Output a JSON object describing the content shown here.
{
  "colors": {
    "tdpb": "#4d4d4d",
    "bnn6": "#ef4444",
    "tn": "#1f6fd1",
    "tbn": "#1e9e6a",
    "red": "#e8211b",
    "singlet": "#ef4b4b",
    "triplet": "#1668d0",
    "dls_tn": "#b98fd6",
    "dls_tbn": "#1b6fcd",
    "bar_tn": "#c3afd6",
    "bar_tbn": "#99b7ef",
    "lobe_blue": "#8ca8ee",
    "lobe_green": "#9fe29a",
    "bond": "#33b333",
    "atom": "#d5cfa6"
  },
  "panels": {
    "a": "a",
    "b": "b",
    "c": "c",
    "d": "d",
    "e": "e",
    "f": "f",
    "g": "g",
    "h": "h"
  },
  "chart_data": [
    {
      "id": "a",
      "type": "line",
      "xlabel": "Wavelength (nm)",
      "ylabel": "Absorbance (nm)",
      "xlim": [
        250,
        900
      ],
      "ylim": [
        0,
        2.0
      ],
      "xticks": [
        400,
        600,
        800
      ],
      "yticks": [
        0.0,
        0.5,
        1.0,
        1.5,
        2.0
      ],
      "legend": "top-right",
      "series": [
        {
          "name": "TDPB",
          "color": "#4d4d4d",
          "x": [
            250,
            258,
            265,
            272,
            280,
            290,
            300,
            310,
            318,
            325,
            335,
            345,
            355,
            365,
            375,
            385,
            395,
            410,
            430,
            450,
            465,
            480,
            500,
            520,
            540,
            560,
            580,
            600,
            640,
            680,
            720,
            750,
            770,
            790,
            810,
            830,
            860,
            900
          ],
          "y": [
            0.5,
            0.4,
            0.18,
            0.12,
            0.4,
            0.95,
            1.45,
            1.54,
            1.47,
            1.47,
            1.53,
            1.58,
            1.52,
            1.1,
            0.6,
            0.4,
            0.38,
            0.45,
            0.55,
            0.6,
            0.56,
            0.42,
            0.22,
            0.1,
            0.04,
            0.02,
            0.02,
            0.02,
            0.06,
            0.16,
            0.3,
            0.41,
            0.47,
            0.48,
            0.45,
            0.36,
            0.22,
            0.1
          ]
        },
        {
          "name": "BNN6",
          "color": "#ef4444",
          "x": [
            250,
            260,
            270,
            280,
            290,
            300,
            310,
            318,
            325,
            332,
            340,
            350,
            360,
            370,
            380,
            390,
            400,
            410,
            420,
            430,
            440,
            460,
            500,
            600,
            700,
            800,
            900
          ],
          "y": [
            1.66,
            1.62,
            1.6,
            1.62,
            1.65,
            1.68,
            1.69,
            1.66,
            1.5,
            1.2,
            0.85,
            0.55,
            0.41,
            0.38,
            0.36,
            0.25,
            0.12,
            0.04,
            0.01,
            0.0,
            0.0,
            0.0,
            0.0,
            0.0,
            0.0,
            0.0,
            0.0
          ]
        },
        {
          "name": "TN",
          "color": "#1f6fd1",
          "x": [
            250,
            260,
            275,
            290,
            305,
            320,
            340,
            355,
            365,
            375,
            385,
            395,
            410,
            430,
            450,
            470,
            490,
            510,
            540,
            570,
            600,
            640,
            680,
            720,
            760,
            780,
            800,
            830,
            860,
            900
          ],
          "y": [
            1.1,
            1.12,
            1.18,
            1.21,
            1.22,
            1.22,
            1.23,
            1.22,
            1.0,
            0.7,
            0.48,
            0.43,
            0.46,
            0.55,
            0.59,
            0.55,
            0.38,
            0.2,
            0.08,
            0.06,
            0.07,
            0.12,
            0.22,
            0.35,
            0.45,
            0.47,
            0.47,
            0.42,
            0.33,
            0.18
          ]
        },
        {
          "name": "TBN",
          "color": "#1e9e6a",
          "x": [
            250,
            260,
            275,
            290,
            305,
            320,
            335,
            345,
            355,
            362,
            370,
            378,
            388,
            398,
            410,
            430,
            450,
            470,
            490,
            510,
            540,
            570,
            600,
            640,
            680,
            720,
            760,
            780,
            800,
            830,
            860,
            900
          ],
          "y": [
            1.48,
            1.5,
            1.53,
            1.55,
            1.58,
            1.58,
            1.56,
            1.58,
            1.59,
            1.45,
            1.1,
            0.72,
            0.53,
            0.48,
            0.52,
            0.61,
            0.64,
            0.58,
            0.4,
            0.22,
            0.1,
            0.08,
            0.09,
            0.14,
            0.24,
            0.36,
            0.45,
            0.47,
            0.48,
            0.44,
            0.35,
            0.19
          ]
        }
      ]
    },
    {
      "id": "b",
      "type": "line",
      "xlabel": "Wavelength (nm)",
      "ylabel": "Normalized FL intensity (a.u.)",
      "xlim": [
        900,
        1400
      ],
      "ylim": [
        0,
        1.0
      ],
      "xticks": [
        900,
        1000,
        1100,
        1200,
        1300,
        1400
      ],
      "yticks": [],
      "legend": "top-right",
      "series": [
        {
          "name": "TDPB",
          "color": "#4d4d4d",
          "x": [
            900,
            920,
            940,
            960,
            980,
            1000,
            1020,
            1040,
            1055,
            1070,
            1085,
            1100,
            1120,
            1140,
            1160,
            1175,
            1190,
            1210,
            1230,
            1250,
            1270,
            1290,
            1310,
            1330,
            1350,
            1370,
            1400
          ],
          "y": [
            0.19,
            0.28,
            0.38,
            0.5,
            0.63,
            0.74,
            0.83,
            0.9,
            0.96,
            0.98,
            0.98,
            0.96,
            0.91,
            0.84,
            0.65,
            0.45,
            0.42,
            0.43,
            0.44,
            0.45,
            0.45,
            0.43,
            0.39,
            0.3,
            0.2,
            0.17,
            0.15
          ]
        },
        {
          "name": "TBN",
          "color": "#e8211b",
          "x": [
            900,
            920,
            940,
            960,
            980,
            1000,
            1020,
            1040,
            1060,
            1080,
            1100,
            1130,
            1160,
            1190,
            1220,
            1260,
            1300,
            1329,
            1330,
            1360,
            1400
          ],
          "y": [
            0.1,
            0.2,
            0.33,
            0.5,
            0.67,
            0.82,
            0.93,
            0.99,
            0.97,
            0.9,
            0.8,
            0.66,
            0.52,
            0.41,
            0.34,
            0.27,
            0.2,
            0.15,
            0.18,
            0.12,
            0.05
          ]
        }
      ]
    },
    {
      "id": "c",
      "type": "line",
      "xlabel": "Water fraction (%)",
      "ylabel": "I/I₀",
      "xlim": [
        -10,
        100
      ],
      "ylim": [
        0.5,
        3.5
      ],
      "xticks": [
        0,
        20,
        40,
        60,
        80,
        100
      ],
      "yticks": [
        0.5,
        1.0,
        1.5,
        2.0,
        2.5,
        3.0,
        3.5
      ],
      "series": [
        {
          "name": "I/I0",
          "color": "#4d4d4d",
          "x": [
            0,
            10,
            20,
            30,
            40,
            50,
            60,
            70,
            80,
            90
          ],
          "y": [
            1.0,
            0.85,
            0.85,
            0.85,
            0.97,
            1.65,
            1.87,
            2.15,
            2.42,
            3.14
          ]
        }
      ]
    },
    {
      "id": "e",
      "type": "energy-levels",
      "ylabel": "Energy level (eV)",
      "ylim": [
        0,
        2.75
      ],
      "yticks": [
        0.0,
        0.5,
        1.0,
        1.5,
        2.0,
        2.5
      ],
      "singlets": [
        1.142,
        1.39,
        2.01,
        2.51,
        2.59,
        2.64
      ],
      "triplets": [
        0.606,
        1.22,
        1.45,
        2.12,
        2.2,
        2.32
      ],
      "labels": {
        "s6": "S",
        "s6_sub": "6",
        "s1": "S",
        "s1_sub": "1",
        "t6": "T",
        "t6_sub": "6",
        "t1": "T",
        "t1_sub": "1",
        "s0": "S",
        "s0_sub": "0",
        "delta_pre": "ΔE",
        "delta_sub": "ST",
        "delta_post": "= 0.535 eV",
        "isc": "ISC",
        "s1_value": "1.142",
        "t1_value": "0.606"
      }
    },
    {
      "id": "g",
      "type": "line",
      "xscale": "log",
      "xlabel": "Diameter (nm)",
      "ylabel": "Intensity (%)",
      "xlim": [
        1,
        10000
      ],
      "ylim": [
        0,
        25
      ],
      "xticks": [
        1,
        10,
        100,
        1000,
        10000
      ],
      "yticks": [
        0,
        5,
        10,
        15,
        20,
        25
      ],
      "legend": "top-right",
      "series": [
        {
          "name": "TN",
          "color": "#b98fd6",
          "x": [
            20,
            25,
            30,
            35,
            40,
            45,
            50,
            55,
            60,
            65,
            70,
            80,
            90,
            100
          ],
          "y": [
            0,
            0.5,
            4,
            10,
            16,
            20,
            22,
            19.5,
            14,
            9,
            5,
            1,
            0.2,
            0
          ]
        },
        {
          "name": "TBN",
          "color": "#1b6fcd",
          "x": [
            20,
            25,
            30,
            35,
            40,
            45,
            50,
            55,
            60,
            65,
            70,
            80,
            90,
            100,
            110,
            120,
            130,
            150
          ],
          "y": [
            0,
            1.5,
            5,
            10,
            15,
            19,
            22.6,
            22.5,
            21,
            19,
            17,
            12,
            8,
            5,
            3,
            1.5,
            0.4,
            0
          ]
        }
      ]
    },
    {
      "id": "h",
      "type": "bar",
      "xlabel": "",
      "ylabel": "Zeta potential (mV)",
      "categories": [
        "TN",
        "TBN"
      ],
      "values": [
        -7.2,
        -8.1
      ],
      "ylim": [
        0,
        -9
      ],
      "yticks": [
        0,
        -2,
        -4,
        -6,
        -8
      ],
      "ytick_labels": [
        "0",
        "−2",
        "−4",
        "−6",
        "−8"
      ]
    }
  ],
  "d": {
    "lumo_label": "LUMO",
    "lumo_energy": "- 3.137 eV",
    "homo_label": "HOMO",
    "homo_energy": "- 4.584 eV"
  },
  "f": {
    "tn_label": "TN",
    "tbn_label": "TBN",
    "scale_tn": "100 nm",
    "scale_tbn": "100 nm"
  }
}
━━━━━━
● GIVEN TASK: Work out how many lines in the records above contain the word "xlabel", and reply with that number alone.

● CORRECT ANSWER: 5